#### INSTRUCTIONS:
A – Translate this sentence from the grand jury article into Spanish: "Traveling nurses work under contract to help ease nursing shortages."
B – According to the grand jury article, what screening steps do traveling nurses have to go through before they can be hired? List all of them.
C – From the grand jury article, write out the part that opens with the words containing "However, Ms. Harrisons" and closes with "setting, he said.".

#### SUPPLIED TEXT:
A Jefferson County grand jury has cleared a traveling nurse of allegations that she dispensed medications at Samaritan Medical Center without proper documentation or authorization.
The jury Thursday returned a no-bill in the case of Dawn R. Harrison, 46, Dolgeville, determining that there was insufficient evidence to support a count of first-degree falsifying business records and a second allegation brought under state Public Health Law that she improperly dispensed narcotics.
Ms. Harrison was one of three traveling emergency room nurses accused of similar activities in June. While a fourth nurse, a Samaritan employee, also was implicated, Samaritan officials said the four did not act in concert. Officials said at the time of the arrests that an auditing system had shown that the nurses were falsifying records to cover up the theft of narcotics. Hospital staff became suspicious of Ms. Harrison when it allegedly was found that the caps of three prescription medicine vials had been removed and then glued back on during her shifts, indicating that medications had been improperly dispensed from the vials.
However, Ms. Harrisons attorney, Aaron D. Carr, Watertown, said that he never saw any evidence that Ms. Harrison diverted any narcotics and that the records he was provided also did not support the allegations.
Its been her position that any sort of errors that they attributed to her were normal errors that could have occurred to any other nurse in an emergency room setting, he said.
Mr. Carr said Ms. Harrison has been a registered nurse for 14 years and a traveling nurse for eight years with no prior accusations of diverting or using narcotics. He said the charges brought against her in Watertown have left her unable to find employment as a nurse.
Her life has been pretty much devastated by her arrest, Mr. Carr said. Basically, I think that she feels, and I agree, that her name was improperly slandered as a result of this.
Charges against the other two traveling nurses and the Samaritan employee remain pending. Traveling nurses work under contract to help ease nursing shortages. To be hired, they go through duplicate interview processes, background checks and drug tests with both a nursing agency that places them and the hospital where they work.

#### MATERIAL SHOWN:
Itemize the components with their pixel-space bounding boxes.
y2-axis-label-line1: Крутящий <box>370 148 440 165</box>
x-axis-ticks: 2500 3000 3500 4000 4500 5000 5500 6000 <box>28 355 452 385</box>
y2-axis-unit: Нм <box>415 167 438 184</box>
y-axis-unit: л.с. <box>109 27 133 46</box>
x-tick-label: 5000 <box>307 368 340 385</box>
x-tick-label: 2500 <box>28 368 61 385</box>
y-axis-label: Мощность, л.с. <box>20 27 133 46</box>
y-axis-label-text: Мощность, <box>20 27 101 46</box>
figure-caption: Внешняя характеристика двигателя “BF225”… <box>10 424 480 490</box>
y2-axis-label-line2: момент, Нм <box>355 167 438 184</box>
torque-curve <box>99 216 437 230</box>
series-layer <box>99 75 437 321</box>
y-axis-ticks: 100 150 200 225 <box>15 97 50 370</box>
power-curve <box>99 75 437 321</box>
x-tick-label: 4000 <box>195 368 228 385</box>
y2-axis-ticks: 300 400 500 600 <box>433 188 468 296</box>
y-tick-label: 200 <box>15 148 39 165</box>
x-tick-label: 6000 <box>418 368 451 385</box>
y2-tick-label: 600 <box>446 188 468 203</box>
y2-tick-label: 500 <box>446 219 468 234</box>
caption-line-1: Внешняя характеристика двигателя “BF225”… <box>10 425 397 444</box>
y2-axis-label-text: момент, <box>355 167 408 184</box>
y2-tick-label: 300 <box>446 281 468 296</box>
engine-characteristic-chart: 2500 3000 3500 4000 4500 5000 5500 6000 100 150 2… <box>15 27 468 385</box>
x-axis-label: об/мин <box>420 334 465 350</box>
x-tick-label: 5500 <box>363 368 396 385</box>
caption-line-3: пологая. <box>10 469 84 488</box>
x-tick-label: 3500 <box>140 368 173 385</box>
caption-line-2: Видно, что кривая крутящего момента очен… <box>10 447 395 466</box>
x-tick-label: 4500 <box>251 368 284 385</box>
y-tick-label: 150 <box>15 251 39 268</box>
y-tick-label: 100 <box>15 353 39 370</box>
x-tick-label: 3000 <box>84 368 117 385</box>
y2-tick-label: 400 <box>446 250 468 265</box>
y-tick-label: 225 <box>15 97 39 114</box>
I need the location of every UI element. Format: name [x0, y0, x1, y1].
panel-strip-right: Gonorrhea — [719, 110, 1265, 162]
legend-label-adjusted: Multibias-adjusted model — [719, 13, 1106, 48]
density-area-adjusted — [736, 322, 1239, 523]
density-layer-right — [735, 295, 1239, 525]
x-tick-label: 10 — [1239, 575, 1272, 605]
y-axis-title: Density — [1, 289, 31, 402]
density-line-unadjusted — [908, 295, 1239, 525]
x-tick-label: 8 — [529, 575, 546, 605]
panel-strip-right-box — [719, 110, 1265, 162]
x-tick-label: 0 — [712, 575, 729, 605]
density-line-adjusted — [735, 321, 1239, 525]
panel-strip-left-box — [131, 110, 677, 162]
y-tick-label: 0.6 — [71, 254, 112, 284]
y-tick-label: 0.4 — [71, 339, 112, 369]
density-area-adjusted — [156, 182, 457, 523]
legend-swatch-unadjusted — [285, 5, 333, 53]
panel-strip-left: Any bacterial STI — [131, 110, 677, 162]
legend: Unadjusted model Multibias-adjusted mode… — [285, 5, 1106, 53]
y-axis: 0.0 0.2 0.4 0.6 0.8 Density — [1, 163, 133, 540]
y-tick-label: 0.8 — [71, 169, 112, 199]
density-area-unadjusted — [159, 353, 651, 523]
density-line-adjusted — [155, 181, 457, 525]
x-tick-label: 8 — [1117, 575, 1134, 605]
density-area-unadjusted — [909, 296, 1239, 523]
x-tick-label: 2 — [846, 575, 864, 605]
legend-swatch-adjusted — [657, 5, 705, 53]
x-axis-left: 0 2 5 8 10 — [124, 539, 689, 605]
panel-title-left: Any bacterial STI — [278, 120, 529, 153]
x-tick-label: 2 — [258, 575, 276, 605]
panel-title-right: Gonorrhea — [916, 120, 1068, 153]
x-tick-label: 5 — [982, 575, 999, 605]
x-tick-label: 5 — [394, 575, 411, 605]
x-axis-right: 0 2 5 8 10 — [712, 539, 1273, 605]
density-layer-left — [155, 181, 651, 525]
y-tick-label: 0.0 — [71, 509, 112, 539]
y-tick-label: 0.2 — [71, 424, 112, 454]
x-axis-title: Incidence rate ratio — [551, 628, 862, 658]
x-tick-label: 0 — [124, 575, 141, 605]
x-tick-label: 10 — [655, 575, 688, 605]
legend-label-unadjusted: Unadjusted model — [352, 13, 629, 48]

#### RESPONSES BY TASK:
A – Los enfermeros itinerantes trabajan bajo contrato para ayudar a aliviar la escasez de personal de enfermería.

B –
- Interview processes
- Background checks
- Drug tests

C –
However, Ms. Harrisons attorney, Aaron D. Carr, Watertown, said that he never saw any evidence that Ms. Harrison diverted any narcotics and that the records he was provided also did not support the allegations.
Its been her position that any sort of errors that they attributed to her were normal errors that could have occurred to any other nurse in an emergency room setting, he said.